Exercise instructions: Take every line from the listing below that contains "serving".

Supplied data:
►
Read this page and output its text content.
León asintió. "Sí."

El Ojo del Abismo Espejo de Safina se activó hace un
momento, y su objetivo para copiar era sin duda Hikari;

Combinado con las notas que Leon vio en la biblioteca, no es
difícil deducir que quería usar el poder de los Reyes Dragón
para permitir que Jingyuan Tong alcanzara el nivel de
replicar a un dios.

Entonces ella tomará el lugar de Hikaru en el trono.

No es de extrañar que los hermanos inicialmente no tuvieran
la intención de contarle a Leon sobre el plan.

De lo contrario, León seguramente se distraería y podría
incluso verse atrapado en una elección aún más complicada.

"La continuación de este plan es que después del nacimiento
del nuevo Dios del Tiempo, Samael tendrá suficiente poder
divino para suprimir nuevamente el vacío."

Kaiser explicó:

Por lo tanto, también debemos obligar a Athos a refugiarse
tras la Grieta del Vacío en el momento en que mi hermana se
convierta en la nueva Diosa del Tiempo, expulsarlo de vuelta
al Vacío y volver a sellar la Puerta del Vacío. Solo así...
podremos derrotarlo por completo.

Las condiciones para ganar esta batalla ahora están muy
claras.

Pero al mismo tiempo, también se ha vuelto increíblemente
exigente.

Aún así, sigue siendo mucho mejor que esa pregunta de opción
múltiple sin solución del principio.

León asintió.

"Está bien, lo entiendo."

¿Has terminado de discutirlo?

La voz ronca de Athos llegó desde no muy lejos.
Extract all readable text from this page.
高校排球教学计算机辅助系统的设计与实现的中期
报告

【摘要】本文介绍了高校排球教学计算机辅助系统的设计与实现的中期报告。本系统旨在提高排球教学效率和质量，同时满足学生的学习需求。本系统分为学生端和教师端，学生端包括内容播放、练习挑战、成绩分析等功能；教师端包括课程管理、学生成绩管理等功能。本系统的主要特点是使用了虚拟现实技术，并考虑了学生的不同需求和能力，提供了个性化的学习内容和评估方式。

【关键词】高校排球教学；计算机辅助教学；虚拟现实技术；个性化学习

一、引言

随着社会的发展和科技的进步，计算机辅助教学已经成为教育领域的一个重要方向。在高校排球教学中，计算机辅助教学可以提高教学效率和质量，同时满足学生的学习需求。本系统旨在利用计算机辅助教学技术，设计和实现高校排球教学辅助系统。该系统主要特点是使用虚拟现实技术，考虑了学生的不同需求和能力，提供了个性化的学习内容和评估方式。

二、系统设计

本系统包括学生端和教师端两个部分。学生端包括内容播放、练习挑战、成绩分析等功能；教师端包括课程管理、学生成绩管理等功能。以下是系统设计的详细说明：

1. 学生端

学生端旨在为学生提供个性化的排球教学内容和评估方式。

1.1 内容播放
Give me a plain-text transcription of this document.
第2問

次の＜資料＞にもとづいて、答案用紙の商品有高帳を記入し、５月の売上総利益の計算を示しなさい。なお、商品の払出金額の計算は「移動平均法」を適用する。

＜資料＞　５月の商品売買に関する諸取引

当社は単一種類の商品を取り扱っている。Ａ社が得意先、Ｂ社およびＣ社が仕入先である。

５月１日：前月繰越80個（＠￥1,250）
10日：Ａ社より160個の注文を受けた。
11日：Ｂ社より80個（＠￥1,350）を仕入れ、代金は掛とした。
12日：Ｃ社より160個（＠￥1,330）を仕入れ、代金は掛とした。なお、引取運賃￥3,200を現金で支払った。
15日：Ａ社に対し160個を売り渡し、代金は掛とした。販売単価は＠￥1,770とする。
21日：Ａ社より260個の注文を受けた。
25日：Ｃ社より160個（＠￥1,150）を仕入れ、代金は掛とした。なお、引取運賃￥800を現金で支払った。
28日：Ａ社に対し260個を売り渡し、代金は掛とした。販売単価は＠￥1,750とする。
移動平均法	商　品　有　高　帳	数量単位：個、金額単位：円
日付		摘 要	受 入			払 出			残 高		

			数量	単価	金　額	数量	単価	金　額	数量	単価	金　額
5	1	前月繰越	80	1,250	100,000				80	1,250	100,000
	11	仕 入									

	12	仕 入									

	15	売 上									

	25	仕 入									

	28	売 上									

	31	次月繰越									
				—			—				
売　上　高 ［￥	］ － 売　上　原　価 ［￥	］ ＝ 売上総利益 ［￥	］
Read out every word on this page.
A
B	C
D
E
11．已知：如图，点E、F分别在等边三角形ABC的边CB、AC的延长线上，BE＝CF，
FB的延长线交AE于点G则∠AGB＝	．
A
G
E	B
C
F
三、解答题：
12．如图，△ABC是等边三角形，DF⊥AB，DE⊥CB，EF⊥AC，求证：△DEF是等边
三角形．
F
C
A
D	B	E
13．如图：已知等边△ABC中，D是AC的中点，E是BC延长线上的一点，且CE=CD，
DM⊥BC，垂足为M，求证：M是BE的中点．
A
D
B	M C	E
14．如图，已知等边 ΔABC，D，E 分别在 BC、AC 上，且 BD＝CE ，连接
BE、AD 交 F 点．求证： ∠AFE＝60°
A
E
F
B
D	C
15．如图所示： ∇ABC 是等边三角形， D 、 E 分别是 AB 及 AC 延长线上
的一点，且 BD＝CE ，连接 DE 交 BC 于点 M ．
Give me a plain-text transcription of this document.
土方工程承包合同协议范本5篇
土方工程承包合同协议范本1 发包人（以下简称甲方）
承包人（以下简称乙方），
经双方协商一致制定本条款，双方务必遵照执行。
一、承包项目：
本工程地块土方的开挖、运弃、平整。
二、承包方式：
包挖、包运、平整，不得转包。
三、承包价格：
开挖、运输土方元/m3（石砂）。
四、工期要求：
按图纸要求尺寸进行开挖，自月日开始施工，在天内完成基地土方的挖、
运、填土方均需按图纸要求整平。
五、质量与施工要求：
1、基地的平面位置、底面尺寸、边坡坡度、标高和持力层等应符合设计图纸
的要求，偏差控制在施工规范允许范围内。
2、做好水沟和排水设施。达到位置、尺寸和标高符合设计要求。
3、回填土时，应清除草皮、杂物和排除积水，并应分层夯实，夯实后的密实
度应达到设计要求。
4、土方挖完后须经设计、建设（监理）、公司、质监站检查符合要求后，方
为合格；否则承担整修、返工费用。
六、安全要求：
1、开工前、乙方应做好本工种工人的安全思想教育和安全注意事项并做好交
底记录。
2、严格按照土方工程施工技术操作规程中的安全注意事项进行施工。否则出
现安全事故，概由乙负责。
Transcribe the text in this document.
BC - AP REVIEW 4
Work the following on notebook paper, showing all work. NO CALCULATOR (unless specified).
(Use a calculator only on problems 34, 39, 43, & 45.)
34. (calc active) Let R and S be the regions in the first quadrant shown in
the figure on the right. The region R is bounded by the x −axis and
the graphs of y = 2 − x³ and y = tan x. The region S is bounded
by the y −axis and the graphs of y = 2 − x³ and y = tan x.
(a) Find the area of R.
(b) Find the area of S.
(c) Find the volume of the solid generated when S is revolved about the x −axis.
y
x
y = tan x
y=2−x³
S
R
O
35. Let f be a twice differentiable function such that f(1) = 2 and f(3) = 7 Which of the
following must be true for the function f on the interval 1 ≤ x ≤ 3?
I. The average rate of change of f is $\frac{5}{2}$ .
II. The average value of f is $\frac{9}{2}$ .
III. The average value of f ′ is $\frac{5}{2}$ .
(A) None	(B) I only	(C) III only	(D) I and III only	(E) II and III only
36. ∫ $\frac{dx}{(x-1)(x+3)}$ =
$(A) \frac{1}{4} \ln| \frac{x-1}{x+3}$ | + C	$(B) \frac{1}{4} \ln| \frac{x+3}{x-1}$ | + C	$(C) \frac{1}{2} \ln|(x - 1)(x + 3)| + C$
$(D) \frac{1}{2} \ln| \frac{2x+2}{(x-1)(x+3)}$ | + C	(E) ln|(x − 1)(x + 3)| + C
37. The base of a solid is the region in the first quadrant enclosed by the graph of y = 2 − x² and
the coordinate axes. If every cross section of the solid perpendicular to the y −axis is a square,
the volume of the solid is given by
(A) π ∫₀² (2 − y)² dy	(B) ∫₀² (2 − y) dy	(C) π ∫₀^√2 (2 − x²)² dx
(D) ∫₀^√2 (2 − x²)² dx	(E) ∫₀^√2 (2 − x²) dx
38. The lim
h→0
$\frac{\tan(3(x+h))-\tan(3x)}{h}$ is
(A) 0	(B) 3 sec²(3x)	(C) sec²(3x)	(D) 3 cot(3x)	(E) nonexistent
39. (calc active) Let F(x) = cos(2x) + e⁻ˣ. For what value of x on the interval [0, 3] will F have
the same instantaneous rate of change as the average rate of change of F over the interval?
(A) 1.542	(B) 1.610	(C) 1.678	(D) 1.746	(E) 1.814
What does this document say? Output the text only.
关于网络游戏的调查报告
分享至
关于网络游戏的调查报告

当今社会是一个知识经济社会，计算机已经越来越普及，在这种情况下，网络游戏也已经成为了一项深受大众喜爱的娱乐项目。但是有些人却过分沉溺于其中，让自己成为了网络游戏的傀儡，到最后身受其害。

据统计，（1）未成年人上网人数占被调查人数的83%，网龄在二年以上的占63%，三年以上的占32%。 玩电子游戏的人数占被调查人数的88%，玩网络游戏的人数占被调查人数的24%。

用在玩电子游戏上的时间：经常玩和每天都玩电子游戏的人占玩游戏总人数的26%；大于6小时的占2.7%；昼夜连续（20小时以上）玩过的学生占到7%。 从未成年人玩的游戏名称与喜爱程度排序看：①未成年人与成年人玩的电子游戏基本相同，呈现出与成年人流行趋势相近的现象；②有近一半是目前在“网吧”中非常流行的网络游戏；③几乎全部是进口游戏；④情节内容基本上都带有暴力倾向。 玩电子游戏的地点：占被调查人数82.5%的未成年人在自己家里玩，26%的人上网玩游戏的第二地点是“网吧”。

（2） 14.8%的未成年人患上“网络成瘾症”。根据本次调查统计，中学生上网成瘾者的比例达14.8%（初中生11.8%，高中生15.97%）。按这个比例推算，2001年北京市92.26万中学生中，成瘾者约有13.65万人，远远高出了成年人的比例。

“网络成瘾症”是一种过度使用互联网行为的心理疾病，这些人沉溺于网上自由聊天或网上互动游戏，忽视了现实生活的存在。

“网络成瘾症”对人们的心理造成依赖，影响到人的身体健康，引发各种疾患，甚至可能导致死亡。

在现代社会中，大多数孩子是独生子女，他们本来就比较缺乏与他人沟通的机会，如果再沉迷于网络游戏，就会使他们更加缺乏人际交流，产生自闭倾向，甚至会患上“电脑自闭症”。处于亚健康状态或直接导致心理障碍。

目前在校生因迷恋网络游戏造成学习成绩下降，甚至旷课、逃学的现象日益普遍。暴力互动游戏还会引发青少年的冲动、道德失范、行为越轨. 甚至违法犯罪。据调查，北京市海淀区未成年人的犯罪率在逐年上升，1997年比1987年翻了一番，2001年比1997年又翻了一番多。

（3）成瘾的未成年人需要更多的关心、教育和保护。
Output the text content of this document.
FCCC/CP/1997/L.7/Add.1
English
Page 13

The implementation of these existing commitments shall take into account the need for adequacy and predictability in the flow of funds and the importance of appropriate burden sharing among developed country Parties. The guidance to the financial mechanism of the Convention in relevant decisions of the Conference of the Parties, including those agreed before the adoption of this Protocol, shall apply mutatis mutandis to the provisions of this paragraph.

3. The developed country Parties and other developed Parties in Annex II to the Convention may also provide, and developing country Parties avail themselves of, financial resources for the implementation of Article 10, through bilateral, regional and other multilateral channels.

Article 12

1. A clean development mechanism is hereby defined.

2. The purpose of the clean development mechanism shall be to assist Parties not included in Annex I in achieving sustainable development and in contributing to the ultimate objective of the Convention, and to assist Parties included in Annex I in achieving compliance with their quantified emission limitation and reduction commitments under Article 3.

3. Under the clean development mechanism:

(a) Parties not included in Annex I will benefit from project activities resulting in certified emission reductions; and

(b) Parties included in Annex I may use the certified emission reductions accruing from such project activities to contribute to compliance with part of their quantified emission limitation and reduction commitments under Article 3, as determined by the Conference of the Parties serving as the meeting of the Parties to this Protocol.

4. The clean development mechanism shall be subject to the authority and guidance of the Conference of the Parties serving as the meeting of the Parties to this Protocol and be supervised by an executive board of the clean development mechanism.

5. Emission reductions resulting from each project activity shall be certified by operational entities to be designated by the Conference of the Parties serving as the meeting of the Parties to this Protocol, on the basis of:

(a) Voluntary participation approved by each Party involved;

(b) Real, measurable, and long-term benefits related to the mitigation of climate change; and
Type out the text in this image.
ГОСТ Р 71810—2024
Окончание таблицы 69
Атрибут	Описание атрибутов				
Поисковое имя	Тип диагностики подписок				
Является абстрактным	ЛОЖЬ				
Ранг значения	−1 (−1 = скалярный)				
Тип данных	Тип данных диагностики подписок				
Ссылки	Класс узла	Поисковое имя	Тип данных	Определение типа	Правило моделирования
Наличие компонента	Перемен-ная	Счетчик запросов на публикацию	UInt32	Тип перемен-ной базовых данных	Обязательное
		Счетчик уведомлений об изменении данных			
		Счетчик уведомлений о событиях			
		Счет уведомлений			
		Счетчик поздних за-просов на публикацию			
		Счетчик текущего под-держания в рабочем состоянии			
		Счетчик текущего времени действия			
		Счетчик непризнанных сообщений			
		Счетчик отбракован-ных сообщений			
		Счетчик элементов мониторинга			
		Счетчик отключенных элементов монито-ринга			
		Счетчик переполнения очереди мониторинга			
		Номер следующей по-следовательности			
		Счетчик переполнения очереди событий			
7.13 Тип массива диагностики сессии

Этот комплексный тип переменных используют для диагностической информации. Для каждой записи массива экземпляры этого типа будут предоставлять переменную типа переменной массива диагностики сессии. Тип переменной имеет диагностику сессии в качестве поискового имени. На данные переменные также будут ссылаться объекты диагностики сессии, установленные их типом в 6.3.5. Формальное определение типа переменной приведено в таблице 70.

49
◄
Written response:
(b) Parties included in Annex I may use the certified emission reductions accruing from such project activities to contribute to compliance with part of their quantified emission limitation and reduction commitments under Article 3, as determined by the Conference of the Parties serving as the meeting of the Parties to this Protocol.
4. The clean development mechanism shall be subject to the authority and guidance of the Conference of the Parties serving as the meeting of the Parties to this Protocol and be supervised by an executive board of the clean development mechanism.
5. Emission reductions resulting from each project activity shall be certified by operational entities to be designated by the Conference of the Parties serving as the meeting of the Parties to this Protocol, on the basis of:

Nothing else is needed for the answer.